■ **Recorded data**
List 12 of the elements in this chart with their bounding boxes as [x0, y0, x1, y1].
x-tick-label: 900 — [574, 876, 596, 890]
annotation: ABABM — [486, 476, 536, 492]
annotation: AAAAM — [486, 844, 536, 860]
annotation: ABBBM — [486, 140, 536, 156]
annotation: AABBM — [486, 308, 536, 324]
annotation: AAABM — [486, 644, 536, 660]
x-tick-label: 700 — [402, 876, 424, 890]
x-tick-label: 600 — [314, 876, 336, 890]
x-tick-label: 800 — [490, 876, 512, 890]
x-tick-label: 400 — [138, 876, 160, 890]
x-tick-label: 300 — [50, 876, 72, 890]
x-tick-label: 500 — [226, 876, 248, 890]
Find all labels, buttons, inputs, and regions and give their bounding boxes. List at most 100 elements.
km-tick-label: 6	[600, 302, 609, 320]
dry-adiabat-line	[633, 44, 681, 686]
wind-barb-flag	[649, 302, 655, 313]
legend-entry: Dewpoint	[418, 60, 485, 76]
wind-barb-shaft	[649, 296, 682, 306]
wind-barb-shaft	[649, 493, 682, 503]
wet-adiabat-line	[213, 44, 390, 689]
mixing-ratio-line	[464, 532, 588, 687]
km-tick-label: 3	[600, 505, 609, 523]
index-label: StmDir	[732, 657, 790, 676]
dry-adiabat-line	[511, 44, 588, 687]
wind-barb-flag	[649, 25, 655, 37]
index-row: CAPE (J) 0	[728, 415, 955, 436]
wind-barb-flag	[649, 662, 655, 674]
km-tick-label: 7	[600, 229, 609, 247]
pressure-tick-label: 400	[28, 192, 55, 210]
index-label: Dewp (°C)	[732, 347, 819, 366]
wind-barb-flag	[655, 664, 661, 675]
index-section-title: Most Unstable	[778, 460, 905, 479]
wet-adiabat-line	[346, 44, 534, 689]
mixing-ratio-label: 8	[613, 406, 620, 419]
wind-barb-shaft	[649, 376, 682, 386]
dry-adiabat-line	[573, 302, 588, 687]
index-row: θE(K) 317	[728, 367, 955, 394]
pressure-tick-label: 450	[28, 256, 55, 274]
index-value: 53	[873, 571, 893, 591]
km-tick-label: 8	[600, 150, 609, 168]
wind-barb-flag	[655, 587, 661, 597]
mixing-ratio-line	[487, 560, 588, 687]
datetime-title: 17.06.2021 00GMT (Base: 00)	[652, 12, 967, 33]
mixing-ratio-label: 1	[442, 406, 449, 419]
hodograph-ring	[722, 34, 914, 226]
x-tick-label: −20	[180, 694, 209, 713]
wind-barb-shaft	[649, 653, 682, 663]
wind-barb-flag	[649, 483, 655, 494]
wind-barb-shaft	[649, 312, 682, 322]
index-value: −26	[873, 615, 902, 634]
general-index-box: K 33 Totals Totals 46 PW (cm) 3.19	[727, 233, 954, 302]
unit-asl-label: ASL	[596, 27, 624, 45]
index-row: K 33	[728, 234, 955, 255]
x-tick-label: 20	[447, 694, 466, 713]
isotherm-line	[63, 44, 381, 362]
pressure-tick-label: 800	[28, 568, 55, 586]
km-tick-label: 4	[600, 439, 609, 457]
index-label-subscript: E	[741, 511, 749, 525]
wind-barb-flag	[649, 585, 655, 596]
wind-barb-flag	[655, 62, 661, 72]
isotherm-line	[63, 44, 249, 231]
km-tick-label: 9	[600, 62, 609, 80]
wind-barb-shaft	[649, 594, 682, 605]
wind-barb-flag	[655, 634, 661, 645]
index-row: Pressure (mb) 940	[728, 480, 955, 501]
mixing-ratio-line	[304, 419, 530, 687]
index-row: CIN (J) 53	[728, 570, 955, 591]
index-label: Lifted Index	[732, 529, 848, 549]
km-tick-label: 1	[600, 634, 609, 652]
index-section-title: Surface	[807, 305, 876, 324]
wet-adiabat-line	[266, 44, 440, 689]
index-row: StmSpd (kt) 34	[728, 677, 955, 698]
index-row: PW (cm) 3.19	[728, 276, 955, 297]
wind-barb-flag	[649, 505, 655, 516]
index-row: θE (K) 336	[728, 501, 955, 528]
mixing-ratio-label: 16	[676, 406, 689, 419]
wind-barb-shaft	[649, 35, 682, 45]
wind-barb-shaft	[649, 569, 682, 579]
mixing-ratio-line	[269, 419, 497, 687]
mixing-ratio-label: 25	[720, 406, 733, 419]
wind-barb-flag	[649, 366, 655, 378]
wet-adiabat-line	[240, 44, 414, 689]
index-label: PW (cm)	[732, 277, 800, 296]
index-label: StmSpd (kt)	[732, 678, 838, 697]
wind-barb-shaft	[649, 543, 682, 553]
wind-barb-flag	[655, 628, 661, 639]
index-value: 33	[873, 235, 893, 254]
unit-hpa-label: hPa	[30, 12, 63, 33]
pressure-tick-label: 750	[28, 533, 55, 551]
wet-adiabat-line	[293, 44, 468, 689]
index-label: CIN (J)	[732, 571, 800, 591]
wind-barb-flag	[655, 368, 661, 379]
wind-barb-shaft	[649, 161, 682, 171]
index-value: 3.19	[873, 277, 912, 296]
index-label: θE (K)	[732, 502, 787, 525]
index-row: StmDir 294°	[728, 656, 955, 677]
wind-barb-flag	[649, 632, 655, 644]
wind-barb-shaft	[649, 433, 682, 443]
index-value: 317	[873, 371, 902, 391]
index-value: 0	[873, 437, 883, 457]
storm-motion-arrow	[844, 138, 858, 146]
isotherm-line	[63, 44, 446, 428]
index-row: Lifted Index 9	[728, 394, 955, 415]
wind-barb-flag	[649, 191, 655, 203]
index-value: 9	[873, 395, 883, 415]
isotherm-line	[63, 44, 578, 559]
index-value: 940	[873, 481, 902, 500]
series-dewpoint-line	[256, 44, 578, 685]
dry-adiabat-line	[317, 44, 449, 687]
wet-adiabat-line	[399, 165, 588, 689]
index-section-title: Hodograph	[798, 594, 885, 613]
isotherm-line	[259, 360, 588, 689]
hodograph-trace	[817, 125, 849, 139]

■ **What the exercise asks**
From the listing above, pick out every line that contains the string "StmDir".

■ **Finished exercise**
index-label: StmDir	[732, 657, 790, 676]
index-row: StmDir 294°	[728, 656, 955, 677]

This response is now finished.